→ **INPUT FOR THIS TASK**
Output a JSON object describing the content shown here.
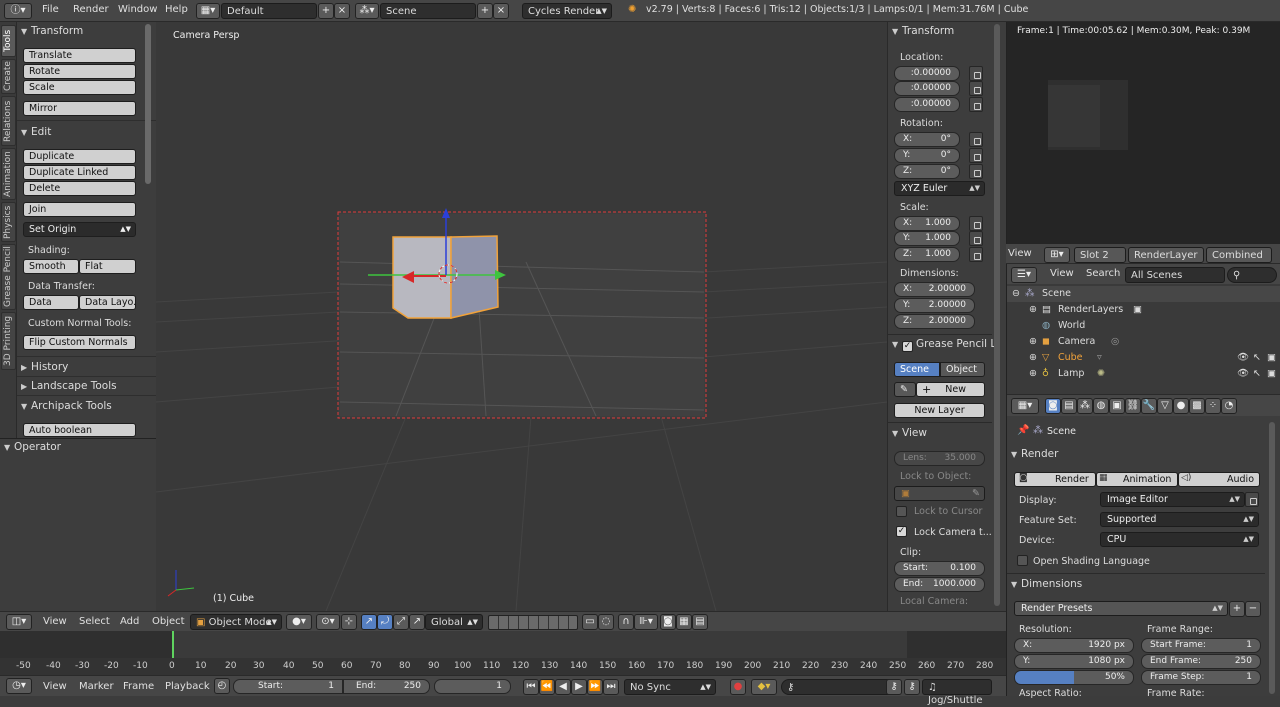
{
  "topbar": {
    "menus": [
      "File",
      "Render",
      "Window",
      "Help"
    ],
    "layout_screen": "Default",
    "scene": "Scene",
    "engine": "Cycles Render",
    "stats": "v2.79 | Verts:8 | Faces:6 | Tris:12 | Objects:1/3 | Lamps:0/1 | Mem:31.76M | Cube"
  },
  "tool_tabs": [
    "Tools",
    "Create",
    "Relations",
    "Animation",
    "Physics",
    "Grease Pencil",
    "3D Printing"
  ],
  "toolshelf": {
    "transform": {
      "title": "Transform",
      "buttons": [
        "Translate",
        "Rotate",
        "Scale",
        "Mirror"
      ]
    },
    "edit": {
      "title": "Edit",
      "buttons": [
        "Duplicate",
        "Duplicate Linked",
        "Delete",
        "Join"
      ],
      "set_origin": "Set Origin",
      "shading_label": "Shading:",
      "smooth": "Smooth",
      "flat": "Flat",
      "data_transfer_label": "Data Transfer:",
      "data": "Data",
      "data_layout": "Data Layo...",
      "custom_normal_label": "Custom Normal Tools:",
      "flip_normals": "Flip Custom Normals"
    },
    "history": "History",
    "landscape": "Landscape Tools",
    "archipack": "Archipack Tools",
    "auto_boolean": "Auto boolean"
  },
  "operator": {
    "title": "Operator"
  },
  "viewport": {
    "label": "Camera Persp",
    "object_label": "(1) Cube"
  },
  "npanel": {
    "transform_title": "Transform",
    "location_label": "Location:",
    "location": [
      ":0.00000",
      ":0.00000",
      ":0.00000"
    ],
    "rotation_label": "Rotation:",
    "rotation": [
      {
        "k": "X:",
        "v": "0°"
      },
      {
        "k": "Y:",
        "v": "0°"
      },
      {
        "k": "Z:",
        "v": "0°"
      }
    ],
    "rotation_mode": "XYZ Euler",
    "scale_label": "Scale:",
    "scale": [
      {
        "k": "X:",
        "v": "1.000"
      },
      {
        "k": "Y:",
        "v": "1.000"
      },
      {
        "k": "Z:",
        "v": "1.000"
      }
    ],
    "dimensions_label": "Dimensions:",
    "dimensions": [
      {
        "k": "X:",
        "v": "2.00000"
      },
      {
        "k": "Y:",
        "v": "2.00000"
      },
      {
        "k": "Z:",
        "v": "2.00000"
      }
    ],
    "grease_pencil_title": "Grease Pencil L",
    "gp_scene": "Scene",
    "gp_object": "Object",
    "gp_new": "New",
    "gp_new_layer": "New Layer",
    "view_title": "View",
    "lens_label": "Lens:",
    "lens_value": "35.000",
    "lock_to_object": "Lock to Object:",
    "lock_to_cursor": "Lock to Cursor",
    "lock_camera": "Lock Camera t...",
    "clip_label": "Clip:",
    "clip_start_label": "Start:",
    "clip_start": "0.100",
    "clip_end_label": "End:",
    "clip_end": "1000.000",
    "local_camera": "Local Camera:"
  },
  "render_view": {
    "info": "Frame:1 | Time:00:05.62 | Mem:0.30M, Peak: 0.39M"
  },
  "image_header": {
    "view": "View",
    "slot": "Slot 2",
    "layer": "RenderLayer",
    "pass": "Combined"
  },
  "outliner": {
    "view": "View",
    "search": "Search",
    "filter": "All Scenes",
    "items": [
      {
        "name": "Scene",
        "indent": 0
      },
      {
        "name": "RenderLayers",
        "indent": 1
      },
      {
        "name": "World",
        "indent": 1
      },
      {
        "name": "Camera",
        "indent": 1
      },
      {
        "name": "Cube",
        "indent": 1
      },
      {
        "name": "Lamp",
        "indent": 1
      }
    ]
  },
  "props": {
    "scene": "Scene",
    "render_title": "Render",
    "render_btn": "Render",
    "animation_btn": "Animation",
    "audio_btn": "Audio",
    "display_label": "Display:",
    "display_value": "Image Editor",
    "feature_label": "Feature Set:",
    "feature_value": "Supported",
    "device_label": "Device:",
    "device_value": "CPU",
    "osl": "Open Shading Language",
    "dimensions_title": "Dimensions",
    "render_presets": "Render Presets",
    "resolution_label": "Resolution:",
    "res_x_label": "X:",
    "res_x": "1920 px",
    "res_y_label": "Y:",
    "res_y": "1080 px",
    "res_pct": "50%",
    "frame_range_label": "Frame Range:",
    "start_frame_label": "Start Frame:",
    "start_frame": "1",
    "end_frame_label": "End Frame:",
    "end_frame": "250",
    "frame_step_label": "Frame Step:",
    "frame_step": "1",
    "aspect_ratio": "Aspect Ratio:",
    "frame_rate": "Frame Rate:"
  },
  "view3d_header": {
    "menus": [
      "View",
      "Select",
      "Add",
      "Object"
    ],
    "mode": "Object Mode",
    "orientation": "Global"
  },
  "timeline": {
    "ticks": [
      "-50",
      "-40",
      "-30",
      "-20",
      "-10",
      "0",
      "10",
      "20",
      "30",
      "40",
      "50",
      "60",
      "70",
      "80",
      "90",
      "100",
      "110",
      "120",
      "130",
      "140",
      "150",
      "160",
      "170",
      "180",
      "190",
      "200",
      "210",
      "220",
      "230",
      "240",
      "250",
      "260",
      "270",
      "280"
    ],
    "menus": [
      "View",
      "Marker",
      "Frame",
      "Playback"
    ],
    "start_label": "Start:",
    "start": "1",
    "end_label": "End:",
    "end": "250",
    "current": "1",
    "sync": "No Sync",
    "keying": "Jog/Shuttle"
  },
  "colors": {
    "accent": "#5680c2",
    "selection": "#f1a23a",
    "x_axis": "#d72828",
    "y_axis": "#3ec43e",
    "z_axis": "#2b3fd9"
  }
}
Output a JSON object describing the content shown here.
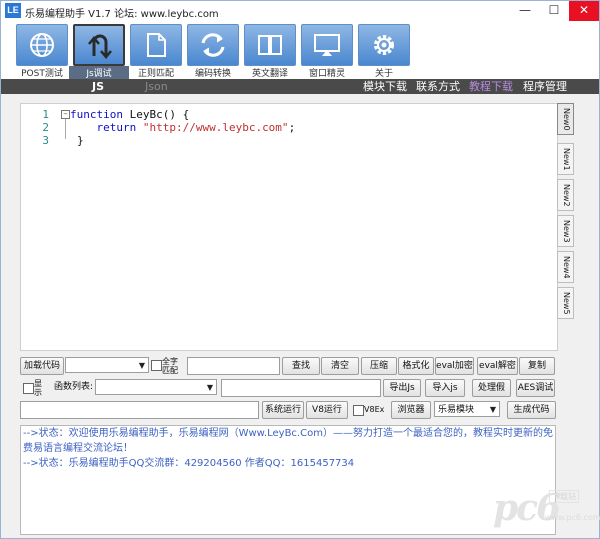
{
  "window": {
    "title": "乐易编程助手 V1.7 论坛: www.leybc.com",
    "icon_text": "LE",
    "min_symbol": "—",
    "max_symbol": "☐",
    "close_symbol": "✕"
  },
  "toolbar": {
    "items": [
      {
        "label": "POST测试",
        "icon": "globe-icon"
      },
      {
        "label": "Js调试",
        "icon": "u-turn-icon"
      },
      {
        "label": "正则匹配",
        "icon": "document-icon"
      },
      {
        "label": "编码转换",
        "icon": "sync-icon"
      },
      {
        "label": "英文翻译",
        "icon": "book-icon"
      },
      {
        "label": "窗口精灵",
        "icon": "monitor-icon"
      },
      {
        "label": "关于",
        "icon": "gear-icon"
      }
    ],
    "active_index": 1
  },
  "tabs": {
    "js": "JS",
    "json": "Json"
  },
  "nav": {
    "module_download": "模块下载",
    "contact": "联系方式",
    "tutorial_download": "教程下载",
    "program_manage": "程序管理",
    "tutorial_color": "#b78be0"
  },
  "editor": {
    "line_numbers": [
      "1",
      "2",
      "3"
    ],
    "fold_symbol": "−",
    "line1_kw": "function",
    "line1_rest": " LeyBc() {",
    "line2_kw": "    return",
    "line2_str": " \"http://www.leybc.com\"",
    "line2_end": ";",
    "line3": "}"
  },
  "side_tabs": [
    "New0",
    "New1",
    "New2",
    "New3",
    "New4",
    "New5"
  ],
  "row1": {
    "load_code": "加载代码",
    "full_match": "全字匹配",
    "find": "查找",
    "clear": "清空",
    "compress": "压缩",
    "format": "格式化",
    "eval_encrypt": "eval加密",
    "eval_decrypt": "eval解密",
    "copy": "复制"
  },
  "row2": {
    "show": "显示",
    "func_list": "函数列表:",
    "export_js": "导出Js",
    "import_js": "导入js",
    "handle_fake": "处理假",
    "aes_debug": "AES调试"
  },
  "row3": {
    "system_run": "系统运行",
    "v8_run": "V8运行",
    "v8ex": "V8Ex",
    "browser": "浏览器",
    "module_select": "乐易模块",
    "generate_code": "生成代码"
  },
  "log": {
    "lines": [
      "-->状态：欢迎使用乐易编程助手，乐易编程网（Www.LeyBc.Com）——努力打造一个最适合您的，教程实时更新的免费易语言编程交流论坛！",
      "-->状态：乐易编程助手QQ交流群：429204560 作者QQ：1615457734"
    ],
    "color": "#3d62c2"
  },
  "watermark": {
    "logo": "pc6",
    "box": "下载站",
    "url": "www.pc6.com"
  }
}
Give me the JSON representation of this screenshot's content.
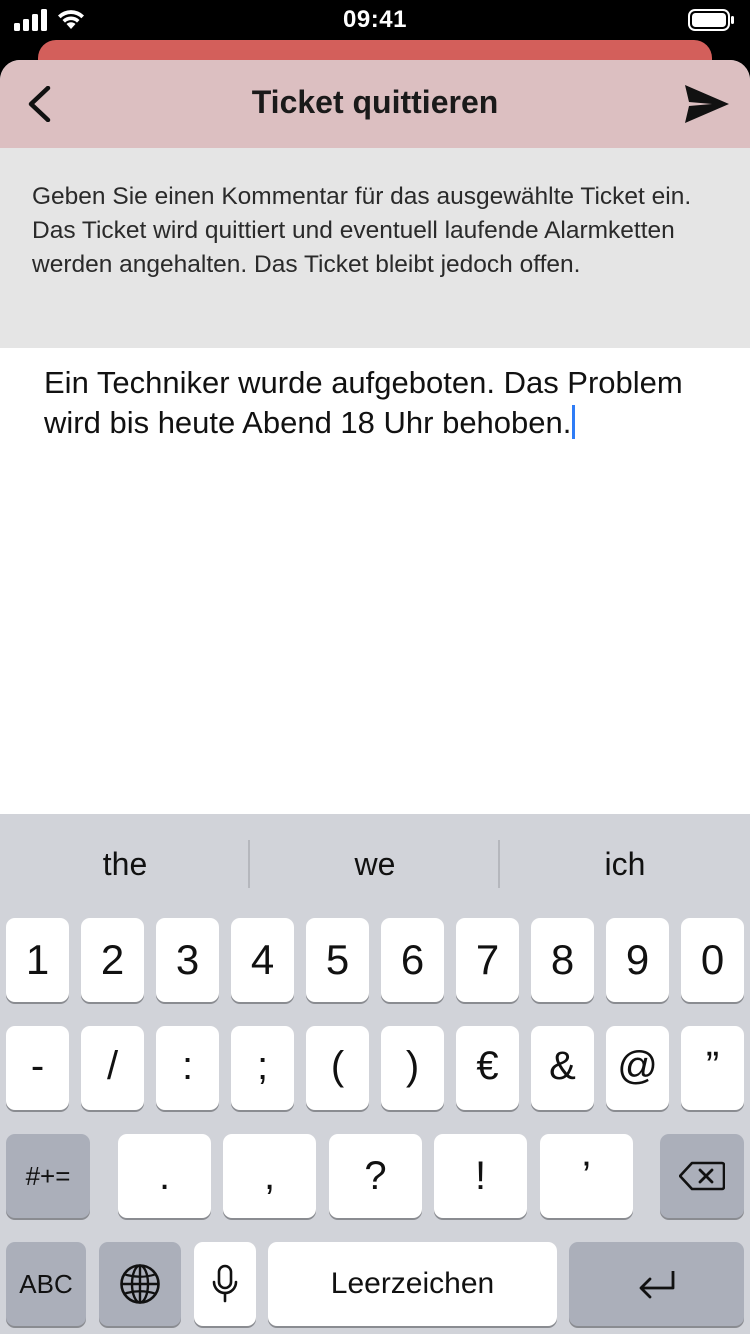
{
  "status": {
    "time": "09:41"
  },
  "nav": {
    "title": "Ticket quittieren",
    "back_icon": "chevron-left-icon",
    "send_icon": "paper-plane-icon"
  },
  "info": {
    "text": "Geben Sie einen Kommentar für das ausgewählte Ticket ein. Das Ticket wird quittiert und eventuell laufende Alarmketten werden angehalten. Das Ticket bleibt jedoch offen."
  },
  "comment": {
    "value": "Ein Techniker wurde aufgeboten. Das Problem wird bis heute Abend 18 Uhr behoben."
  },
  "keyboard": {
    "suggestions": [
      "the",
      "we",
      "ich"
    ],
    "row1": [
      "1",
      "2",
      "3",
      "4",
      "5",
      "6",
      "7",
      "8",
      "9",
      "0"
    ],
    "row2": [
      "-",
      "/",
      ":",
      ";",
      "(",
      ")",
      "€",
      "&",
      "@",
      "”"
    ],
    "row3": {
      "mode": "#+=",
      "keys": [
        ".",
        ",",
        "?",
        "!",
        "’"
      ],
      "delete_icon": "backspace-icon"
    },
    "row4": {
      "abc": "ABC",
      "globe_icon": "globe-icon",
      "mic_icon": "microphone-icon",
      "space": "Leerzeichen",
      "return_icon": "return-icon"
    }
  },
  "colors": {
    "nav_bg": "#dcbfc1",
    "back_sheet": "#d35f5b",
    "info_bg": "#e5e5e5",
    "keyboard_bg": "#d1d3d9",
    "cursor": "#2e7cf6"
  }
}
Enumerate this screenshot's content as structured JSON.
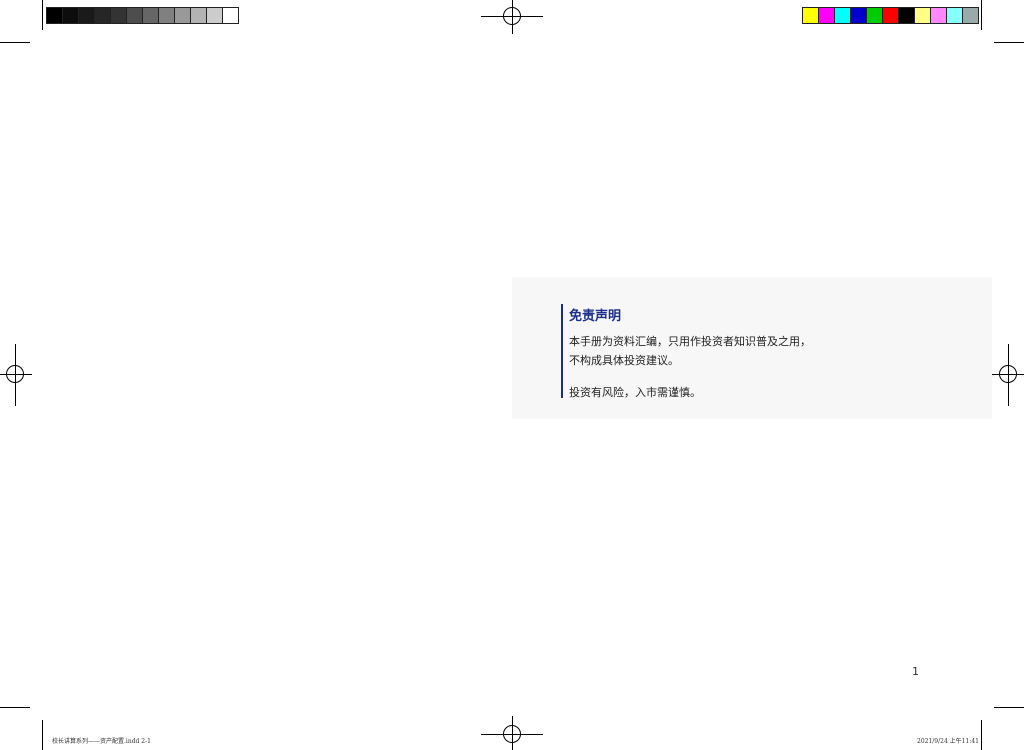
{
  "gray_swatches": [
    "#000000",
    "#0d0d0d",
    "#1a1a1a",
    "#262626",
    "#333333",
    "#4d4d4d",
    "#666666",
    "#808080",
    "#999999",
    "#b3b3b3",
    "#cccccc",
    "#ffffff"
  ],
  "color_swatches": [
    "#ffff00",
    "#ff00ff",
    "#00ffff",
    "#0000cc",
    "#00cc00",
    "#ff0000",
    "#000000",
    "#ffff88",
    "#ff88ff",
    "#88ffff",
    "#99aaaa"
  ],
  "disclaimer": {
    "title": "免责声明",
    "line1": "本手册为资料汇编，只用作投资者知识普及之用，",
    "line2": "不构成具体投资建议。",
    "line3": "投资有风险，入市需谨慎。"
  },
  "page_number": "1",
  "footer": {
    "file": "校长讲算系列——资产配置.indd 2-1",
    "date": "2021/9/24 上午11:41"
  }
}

→ **DIRECTIONS FOR THIS TASK**
Your task is to set down exactly the lines that run from the line holding "Enumerate this screenshot's" through the close of the entries, including both ends. Pictures stay out.

→ **FULL RESPONSE**
Enumerate this screenshot's content as structured JSON.
{
  "gray_swatches": [
    "#000000",
    "#0d0d0d",
    "#1a1a1a",
    "#262626",
    "#333333",
    "#4d4d4d",
    "#666666",
    "#808080",
    "#999999",
    "#b3b3b3",
    "#cccccc",
    "#ffffff"
  ],
  "color_swatches": [
    "#ffff00",
    "#ff00ff",
    "#00ffff",
    "#0000cc",
    "#00cc00",
    "#ff0000",
    "#000000",
    "#ffff88",
    "#ff88ff",
    "#88ffff",
    "#99aaaa"
  ],
  "disclaimer": {
    "title": "免责声明",
    "line1": "本手册为资料汇编，只用作投资者知识普及之用，",
    "line2": "不构成具体投资建议。",
    "line3": "投资有风险，入市需谨慎。"
  },
  "page_number": "1",
  "footer": {
    "file": "校长讲算系列——资产配置.indd 2-1",
    "date": "2021/9/24 上午11:41"
  }
}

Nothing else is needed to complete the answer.